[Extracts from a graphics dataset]
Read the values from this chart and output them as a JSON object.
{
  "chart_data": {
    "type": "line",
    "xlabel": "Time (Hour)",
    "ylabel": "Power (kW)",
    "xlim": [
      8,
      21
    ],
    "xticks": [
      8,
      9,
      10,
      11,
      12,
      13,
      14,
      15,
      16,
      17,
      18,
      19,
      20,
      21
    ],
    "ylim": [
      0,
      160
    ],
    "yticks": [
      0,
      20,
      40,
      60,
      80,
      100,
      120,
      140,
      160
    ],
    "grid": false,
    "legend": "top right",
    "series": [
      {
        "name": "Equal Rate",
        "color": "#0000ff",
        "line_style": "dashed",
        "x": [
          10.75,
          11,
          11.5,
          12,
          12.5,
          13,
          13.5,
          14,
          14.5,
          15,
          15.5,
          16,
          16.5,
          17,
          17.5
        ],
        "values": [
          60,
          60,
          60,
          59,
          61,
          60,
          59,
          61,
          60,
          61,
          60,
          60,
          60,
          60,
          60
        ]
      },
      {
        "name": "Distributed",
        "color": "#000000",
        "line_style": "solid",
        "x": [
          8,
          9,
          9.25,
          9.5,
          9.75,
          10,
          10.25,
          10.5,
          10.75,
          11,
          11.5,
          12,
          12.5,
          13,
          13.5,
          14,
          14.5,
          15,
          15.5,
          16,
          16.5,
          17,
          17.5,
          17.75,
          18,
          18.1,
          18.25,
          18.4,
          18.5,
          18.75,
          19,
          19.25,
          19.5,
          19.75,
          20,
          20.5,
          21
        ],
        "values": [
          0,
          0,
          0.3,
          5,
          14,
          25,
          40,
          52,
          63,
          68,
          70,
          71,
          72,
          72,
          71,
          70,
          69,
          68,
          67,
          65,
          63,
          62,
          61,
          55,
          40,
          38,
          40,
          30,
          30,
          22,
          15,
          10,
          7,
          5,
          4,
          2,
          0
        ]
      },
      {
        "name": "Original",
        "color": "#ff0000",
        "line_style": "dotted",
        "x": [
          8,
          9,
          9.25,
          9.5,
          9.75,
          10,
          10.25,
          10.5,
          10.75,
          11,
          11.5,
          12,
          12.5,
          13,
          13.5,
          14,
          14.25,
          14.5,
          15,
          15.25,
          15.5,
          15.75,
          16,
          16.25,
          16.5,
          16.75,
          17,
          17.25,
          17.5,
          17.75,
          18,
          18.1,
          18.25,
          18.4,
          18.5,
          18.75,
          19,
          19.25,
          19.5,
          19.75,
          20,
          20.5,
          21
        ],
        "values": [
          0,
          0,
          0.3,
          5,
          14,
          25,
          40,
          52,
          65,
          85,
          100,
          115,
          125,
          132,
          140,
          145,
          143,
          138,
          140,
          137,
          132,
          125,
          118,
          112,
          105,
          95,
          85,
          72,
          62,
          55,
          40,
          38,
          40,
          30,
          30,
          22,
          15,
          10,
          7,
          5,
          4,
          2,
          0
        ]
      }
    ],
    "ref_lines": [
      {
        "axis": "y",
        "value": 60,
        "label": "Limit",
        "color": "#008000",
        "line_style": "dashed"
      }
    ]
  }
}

Exercise objective –
Extract the complete listing verbatim.

Response –
Read the values from this chart and output them as a JSON object.
{
  "chart_data": {
    "type": "line",
    "xlabel": "Time (Hour)",
    "ylabel": "Power (kW)",
    "xlim": [
      8,
      21
    ],
    "xticks": [
      8,
      9,
      10,
      11,
      12,
      13,
      14,
      15,
      16,
      17,
      18,
      19,
      20,
      21
    ],
    "ylim": [
      0,
      160
    ],
    "yticks": [
      0,
      20,
      40,
      60,
      80,
      100,
      120,
      140,
      160
    ],
    "grid": false,
    "legend": "top right",
    "series": [
      {
        "name": "Equal Rate",
        "color": "#0000ff",
        "line_style": "dashed",
        "x": [
          10.75,
          11,
          11.5,
          12,
          12.5,
          13,
          13.5,
          14,
          14.5,
          15,
          15.5,
          16,
          16.5,
          17,
          17.5
        ],
        "values": [
          60,
          60,
          60,
          59,
          61,
          60,
          59,
          61,
          60,
          61,
          60,
          60,
          60,
          60,
          60
        ]
      },
      {
        "name": "Distributed",
        "color": "#000000",
        "line_style": "solid",
        "x": [
          8,
          9,
          9.25,
          9.5,
          9.75,
          10,
          10.25,
          10.5,
          10.75,
          11,
          11.5,
          12,
          12.5,
          13,
          13.5,
          14,
          14.5,
          15,
          15.5,
          16,
          16.5,
          17,
          17.5,
          17.75,
          18,
          18.1,
          18.25,
          18.4,
          18.5,
          18.75,
          19,
          19.25,
          19.5,
          19.75,
          20,
          20.5,
          21
        ],
        "values": [
          0,
          0,
          0.3,
          5,
          14,
          25,
          40,
          52,
          63,
          68,
          70,
          71,
          72,
          72,
          71,
          70,
          69,
          68,
          67,
          65,
          63,
          62,
          61,
          55,
          40,
          38,
          40,
          30,
          30,
          22,
          15,
          10,
          7,
          5,
          4,
          2,
          0
        ]
      },
      {
        "name": "Original",
        "color": "#ff0000",
        "line_style": "dotted",
        "x": [
          8,
          9,
          9.25,
          9.5,
          9.75,
          10,
          10.25,
          10.5,
          10.75,
          11,
          11.5,
          12,
          12.5,
          13,
          13.5,
          14,
          14.25,
          14.5,
          15,
          15.25,
          15.5,
          15.75,
          16,
          16.25,
          16.5,
          16.75,
          17,
          17.25,
          17.5,
          17.75,
          18,
          18.1,
          18.25,
          18.4,
          18.5,
          18.75,
          19,
          19.25,
          19.5,
          19.75,
          20,
          20.5,
          21
        ],
        "values": [
          0,
          0,
          0.3,
          5,
          14,
          25,
          40,
          52,
          65,
          85,
          100,
          115,
          125,
          132,
          140,
          145,
          143,
          138,
          140,
          137,
          132,
          125,
          118,
          112,
          105,
          95,
          85,
          72,
          62,
          55,
          40,
          38,
          40,
          30,
          30,
          22,
          15,
          10,
          7,
          5,
          4,
          2,
          0
        ]
      }
    ],
    "ref_lines": [
      {
        "axis": "y",
        "value": 60,
        "label": "Limit",
        "color": "#008000",
        "line_style": "dashed"
      }
    ]
  }
}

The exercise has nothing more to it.